Tarefa do exercício: Converta em uma lista JSON de strings o trecho dos registros que vai do início até a linha que contém "top-bar (0, 0, 720, 12)", inclusive. Use uma string para cada linha e omita as linhas em branco.

[Itens de um conjunto de dados]
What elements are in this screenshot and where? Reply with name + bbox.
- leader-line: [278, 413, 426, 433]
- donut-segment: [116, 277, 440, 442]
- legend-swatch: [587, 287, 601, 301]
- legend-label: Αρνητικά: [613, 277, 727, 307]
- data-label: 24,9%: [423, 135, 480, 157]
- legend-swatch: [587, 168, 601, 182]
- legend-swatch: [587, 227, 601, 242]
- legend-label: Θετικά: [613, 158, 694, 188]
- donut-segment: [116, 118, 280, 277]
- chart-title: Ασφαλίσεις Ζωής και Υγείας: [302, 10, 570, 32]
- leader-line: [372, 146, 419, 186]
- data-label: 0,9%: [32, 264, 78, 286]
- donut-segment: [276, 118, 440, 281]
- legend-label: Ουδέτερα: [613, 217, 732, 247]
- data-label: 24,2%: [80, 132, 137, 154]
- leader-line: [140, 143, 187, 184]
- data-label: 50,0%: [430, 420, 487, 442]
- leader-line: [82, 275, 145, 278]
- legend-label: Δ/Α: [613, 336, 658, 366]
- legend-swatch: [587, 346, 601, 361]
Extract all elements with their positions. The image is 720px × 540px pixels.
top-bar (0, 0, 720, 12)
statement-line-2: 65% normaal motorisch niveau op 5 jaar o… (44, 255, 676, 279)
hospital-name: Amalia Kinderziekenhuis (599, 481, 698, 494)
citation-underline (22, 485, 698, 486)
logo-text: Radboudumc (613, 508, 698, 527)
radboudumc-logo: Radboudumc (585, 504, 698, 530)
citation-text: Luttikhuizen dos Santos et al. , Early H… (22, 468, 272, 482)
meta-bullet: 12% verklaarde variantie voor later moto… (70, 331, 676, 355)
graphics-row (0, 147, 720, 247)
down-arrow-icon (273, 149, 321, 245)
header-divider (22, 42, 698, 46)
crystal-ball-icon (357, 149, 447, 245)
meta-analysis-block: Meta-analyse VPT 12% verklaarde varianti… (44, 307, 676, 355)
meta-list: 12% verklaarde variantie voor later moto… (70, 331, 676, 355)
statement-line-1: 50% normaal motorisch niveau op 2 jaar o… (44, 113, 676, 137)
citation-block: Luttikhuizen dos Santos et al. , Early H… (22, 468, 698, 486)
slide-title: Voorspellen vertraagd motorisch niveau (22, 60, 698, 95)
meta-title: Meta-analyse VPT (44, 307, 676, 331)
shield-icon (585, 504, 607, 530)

Solução da tarefa:
[
  "What elements are in this screenshot and where? Reply with name + bbox.",
  "- leader-line: [278, 413, 426, 433]",
  "- donut-segment: [116, 277, 440, 442]",
  "- legend-swatch: [587, 287, 601, 301]",
  "- legend-label: Αρνητικά: [613, 277, 727, 307]",
  "- data-label: 24,9%: [423, 135, 480, 157]",
  "- legend-swatch: [587, 168, 601, 182]",
  "- legend-swatch: [587, 227, 601, 242]",
  "- legend-label: Θετικά: [613, 158, 694, 188]",
  "- donut-segment: [116, 118, 280, 277]",
  "- chart-title: Ασφαλίσεις Ζωής και Υγείας: [302, 10, 570, 32]",
  "- leader-line: [372, 146, 419, 186]",
  "- data-label: 0,9%: [32, 264, 78, 286]",
  "- donut-segment: [276, 118, 440, 281]",
  "- legend-label: Ουδέτερα: [613, 217, 732, 247]",
  "- data-label: 24,2%: [80, 132, 137, 154]",
  "- leader-line: [140, 143, 187, 184]",
  "- data-label: 50,0%: [430, 420, 487, 442]",
  "- leader-line: [82, 275, 145, 278]",
  "- legend-label: Δ/Α: [613, 336, 658, 366]",
  "- legend-swatch: [587, 346, 601, 361]",
  "Extract all elements with their positions. The image is 720px × 540px pixels.",
  "top-bar (0, 0, 720, 12)"
]